### Stored entries
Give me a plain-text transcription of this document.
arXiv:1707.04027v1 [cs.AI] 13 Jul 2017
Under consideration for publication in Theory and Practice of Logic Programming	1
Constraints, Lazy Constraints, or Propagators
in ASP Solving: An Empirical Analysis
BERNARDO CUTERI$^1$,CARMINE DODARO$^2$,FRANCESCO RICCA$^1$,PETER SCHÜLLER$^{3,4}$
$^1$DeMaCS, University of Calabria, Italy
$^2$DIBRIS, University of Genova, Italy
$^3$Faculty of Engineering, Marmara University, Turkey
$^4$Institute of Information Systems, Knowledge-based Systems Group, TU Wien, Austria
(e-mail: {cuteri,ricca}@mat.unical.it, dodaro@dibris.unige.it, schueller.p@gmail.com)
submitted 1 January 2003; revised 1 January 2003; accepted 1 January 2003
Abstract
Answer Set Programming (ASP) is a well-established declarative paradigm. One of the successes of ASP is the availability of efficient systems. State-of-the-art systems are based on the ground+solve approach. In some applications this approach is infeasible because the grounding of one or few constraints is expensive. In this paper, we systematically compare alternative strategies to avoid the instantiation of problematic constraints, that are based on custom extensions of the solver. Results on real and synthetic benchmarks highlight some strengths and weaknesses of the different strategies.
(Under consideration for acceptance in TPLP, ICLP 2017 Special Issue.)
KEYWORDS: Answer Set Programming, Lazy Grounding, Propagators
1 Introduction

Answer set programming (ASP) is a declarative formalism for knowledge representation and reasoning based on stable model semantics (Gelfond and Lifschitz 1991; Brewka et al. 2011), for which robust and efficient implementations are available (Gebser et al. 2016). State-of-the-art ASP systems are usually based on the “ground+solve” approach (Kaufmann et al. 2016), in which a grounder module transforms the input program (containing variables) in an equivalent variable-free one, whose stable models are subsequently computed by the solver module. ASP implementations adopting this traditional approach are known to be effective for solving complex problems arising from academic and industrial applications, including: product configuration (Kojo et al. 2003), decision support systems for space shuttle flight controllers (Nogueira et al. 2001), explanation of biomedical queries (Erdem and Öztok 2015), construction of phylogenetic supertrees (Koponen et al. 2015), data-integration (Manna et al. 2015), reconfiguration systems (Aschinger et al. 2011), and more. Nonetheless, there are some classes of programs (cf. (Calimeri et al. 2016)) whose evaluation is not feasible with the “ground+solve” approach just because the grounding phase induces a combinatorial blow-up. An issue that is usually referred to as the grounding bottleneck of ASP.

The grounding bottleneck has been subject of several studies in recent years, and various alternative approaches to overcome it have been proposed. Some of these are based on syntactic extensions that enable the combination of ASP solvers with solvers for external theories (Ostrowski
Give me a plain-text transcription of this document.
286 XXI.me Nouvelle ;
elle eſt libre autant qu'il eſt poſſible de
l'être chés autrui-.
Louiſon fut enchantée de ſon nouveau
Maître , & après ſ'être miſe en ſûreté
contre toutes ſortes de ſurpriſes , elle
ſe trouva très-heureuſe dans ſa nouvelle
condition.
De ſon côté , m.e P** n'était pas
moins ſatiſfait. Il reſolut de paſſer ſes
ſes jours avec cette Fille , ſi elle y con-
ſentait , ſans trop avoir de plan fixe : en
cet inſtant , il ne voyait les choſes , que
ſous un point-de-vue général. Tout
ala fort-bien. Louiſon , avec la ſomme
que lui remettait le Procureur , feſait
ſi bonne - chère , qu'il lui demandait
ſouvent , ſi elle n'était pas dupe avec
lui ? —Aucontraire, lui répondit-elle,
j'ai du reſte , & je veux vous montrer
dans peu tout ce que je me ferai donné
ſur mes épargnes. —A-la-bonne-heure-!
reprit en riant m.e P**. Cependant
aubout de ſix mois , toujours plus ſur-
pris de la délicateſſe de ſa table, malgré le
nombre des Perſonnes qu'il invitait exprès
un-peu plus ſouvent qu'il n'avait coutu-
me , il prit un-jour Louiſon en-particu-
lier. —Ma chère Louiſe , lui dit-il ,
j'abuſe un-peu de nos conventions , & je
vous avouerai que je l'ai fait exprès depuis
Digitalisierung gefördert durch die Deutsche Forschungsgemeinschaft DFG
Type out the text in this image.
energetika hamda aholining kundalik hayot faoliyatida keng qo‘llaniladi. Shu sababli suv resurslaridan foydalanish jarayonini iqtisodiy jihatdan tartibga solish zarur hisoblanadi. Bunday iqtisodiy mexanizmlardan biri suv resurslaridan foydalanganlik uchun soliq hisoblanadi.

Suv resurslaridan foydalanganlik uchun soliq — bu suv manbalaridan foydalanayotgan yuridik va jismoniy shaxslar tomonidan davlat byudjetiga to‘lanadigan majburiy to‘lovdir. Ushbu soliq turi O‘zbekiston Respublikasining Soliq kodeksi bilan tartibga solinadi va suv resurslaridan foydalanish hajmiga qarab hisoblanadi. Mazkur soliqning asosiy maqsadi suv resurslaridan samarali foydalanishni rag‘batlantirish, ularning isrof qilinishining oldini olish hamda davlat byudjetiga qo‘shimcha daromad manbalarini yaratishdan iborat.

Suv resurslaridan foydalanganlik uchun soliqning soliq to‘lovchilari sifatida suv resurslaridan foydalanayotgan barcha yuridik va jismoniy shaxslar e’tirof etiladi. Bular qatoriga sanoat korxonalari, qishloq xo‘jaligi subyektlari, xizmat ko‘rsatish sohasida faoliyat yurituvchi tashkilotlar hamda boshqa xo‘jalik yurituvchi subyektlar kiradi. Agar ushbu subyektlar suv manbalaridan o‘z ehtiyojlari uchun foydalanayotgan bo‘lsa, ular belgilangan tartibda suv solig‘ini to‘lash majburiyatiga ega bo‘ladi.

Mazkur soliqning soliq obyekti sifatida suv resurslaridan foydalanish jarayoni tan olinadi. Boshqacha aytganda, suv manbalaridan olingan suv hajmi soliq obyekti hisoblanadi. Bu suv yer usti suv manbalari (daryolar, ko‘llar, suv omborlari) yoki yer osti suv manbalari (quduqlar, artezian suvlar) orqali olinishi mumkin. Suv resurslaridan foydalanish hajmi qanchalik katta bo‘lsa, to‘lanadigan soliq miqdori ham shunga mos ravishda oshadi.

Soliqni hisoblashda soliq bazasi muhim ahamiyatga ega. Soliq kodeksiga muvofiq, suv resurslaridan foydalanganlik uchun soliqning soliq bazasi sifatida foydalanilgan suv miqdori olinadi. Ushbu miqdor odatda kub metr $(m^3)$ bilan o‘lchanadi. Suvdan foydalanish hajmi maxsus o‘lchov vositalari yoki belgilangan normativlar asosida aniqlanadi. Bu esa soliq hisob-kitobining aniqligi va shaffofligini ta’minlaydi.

### Task details
The answer is the number of lines in the preceding material that hold "être"; write that number and nothing else.

### Reply
2